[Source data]
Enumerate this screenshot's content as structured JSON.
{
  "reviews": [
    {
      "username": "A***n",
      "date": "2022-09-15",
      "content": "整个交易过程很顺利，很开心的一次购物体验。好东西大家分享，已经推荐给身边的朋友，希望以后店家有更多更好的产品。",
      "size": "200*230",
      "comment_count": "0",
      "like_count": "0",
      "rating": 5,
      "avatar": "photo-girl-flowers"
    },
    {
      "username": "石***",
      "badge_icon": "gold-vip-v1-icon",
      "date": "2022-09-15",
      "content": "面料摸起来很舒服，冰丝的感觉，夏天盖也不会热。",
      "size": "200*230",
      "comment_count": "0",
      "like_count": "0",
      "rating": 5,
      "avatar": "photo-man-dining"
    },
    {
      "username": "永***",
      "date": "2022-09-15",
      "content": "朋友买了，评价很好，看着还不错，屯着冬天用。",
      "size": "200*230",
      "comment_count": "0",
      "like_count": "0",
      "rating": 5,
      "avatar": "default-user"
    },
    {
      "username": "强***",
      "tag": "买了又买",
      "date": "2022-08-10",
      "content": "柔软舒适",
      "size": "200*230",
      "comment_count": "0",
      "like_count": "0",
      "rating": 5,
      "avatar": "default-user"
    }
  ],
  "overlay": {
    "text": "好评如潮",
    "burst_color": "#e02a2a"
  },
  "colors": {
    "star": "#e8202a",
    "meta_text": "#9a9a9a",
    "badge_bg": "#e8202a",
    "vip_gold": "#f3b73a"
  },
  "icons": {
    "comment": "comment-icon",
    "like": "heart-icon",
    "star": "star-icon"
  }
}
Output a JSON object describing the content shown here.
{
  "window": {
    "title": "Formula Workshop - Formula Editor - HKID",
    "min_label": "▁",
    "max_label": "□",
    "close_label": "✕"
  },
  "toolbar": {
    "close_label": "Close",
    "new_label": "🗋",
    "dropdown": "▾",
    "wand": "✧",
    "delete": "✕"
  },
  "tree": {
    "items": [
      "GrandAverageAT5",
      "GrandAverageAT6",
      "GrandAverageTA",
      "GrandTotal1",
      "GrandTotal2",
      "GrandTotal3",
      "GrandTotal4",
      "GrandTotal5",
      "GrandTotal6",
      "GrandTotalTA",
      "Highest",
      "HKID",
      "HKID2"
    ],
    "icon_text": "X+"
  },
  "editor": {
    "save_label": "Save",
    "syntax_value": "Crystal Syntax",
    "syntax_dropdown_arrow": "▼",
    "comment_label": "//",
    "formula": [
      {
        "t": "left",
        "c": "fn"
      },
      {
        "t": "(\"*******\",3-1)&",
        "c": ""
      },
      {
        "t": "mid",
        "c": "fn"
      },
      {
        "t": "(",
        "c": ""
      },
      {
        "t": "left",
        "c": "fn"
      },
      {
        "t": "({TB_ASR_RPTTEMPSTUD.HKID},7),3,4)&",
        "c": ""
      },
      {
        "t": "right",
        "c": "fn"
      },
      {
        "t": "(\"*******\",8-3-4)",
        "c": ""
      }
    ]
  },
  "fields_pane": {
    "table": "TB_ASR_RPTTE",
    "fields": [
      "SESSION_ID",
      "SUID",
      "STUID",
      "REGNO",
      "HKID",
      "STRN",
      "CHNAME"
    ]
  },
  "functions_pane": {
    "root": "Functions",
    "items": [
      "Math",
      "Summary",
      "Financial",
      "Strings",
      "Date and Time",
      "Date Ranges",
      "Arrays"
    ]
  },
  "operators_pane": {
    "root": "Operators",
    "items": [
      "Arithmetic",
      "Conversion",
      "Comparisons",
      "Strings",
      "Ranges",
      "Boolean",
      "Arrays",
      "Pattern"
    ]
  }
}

§ **Exercise**: Print out all the entries precisely as written.

§ **Expected answer**:
Enumerate this screenshot's content as structured JSON.
{
  "reviews": [
    {
      "username": "A***n",
      "date": "2022-09-15",
      "content": "整个交易过程很顺利，很开心的一次购物体验。好东西大家分享，已经推荐给身边的朋友，希望以后店家有更多更好的产品。",
      "size": "200*230",
      "comment_count": "0",
      "like_count": "0",
      "rating": 5,
      "avatar": "photo-girl-flowers"
    },
    {
      "username": "石***",
      "badge_icon": "gold-vip-v1-icon",
      "date": "2022-09-15",
      "content": "面料摸起来很舒服，冰丝的感觉，夏天盖也不会热。",
      "size": "200*230",
      "comment_count": "0",
      "like_count": "0",
      "rating": 5,
      "avatar": "photo-man-dining"
    },
    {
      "username": "永***",
      "date": "2022-09-15",
      "content": "朋友买了，评价很好，看着还不错，屯着冬天用。",
      "size": "200*230",
      "comment_count": "0",
      "like_count": "0",
      "rating": 5,
      "avatar": "default-user"
    },
    {
      "username": "强***",
      "tag": "买了又买",
      "date": "2022-08-10",
      "content": "柔软舒适",
      "size": "200*230",
      "comment_count": "0",
      "like_count": "0",
      "rating": 5,
      "avatar": "default-user"
    }
  ],
  "overlay": {
    "text": "好评如潮",
    "burst_color": "#e02a2a"
  },
  "colors": {
    "star": "#e8202a",
    "meta_text": "#9a9a9a",
    "badge_bg": "#e8202a",
    "vip_gold": "#f3b73a"
  },
  "icons": {
    "comment": "comment-icon",
    "like": "heart-icon",
    "star": "star-icon"
  }
}
Output a JSON object describing the content shown here.
{
  "window": {
    "title": "Formula Workshop - Formula Editor - HKID",
    "min_label": "▁",
    "max_label": "□",
    "close_label": "✕"
  },
  "toolbar": {
    "close_label": "Close",
    "new_label": "🗋",
    "dropdown": "▾",
    "wand": "✧",
    "delete": "✕"
  },
  "tree": {
    "items": [
      "GrandAverageAT5",
      "GrandAverageAT6",
      "GrandAverageTA",
      "GrandTotal1",
      "GrandTotal2",
      "GrandTotal3",
      "GrandTotal4",
      "GrandTotal5",
      "GrandTotal6",
      "GrandTotalTA",
      "Highest",
      "HKID",
      "HKID2"
    ],
    "icon_text": "X+"
  },
  "editor": {
    "save_label": "Save",
    "syntax_value": "Crystal Syntax",
    "syntax_dropdown_arrow": "▼",
    "comment_label": "//",
    "formula": [
      {
        "t": "left",
        "c": "fn"
      },
      {
        "t": "(\"*******\",3-1)&",
        "c": ""
      },
      {
        "t": "mid",
        "c": "fn"
      },
      {
        "t": "(",
        "c": ""
      },
      {
        "t": "left",
        "c": "fn"
      },
      {
        "t": "({TB_ASR_RPTTEMPSTUD.HKID},7),3,4)&",
        "c": ""
      },
      {
        "t": "right",
        "c": "fn"
      },
      {
        "t": "(\"*******\",8-3-4)",
        "c": ""
      }
    ]
  },
  "fields_pane": {
    "table": "TB_ASR_RPTTE",
    "fields": [
      "SESSION_ID",
      "SUID",
      "STUID",
      "REGNO",
      "HKID",
      "STRN",
      "CHNAME"
    ]
  },
  "functions_pane": {
    "root": "Functions",
    "items": [
      "Math",
      "Summary",
      "Financial",
      "Strings",
      "Date and Time",
      "Date Ranges",
      "Arrays"
    ]
  },
  "operators_pane": {
    "root": "Operators",
    "items": [
      "Arithmetic",
      "Conversion",
      "Comparisons",
      "Strings",
      "Ranges",
      "Boolean",
      "Arrays",
      "Pattern"
    ]
  }
}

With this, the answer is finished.